Find each line holding "Spectroscopy" and copy it out.

Source records

# # #

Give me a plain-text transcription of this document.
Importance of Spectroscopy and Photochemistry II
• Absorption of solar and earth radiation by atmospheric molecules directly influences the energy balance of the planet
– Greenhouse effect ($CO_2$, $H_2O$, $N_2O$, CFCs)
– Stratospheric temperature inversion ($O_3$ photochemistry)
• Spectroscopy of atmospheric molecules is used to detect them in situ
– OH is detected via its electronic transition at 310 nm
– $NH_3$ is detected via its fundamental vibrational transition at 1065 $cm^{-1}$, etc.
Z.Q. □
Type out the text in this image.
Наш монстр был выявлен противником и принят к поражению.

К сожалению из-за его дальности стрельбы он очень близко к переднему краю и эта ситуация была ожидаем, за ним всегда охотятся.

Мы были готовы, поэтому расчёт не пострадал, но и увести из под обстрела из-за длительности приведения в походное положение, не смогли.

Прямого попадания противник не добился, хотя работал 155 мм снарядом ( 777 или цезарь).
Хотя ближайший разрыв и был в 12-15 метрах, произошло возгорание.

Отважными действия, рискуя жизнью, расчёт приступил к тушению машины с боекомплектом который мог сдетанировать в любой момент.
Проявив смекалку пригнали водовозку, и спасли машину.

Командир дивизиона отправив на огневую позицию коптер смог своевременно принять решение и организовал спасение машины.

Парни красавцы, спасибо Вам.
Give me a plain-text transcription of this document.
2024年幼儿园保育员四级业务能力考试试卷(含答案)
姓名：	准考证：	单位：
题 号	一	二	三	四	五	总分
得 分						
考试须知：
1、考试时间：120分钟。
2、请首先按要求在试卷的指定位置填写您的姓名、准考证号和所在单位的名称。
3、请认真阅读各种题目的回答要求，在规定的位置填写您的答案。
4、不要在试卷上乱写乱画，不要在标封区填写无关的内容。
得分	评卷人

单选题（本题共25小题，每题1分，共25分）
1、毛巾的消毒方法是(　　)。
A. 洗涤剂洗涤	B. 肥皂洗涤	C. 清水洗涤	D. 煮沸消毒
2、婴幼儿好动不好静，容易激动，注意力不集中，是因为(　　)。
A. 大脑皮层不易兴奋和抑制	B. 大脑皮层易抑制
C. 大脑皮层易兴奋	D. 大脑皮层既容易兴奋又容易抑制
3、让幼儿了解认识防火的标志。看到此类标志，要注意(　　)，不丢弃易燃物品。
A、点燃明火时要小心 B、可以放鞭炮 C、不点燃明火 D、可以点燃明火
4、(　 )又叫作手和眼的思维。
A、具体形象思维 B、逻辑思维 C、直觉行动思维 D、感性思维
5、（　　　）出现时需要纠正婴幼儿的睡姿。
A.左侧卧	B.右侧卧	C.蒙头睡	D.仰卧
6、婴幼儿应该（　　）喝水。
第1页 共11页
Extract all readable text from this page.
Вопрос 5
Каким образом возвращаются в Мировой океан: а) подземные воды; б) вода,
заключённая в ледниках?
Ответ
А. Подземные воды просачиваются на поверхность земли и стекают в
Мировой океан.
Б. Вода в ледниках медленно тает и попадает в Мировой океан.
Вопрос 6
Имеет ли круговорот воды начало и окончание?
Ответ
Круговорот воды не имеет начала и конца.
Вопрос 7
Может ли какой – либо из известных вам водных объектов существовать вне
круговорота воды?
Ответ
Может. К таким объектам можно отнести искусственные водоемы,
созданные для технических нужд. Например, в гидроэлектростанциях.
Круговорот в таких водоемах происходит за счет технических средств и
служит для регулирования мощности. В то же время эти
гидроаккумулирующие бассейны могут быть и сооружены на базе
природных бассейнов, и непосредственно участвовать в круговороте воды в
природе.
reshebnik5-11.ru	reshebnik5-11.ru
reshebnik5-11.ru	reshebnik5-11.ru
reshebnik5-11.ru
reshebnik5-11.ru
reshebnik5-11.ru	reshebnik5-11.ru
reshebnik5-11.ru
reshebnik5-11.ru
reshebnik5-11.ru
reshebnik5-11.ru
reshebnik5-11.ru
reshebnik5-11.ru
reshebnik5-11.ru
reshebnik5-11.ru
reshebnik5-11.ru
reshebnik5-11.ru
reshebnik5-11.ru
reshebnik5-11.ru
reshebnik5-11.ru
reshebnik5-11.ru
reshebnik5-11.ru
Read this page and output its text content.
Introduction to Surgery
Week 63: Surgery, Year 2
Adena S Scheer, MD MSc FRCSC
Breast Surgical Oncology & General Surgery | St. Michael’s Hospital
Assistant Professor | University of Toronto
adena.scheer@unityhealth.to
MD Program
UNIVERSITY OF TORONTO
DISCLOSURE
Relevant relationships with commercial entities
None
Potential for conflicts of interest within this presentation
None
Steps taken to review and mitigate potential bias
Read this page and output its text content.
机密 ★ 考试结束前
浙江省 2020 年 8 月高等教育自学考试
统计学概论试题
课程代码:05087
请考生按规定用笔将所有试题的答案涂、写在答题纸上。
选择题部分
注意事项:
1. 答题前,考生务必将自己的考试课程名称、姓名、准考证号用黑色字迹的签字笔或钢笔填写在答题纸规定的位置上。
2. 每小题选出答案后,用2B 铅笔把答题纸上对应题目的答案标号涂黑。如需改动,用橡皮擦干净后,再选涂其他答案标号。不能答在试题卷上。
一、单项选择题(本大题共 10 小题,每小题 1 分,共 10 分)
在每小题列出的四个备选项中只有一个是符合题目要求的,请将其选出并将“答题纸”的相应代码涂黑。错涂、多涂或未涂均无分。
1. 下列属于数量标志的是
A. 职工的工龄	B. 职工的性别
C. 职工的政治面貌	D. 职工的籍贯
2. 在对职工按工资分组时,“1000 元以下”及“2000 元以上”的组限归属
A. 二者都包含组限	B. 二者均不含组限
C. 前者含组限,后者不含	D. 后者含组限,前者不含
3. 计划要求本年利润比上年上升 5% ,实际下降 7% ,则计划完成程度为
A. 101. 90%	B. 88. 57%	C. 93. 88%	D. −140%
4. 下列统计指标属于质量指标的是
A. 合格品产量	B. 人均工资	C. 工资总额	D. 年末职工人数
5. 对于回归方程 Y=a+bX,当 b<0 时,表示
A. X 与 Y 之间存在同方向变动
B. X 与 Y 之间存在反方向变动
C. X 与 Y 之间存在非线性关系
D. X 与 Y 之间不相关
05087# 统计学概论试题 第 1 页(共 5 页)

# # #

Finished task
Importance of Spectroscopy and Photochemistry II
• Spectroscopy of atmospheric molecules is used to detect them in situ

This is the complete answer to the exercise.